Exactly how many lines have the word "salud"? Answer with the bare number.

==========

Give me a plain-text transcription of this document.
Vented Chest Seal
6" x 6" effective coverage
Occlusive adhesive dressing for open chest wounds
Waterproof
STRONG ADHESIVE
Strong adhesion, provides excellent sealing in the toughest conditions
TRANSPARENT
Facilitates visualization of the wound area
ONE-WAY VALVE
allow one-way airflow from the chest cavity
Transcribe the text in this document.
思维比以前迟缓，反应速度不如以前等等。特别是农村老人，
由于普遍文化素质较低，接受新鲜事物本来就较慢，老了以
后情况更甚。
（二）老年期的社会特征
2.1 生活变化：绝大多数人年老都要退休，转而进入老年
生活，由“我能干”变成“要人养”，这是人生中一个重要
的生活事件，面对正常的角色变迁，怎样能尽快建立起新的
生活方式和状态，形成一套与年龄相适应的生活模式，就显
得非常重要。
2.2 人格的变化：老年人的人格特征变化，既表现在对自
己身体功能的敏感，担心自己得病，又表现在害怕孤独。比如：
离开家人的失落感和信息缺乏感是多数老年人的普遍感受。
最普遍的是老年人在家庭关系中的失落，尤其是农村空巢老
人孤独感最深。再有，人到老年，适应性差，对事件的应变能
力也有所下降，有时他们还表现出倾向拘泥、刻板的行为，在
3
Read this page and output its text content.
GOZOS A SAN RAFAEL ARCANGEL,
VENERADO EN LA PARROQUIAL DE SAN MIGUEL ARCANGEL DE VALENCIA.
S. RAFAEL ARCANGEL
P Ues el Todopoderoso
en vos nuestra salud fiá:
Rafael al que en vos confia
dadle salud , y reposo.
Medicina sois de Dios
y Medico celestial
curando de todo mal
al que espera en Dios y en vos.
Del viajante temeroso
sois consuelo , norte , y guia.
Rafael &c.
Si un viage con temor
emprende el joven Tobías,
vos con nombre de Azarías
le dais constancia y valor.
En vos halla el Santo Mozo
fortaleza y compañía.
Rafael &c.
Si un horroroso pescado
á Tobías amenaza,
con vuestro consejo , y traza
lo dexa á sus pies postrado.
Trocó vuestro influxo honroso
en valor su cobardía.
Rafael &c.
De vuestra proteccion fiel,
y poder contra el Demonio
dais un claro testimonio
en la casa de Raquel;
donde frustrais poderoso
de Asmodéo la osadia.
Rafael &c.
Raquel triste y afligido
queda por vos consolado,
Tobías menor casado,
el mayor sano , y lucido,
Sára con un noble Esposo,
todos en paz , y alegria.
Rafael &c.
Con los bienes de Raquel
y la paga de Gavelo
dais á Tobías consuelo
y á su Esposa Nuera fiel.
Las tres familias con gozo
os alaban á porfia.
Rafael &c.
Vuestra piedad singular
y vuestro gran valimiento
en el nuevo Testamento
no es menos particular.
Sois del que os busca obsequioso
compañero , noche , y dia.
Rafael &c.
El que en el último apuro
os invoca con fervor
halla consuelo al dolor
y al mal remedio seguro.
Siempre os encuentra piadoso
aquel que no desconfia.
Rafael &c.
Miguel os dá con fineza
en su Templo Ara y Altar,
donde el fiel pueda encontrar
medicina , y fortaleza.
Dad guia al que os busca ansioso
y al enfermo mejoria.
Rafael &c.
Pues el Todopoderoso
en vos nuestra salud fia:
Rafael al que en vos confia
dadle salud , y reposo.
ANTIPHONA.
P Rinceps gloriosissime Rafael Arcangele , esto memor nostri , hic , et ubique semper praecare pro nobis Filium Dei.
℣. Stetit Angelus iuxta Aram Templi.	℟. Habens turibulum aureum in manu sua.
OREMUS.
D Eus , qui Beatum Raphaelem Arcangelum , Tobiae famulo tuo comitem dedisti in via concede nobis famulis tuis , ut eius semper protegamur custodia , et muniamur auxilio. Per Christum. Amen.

==========

# Final answer
4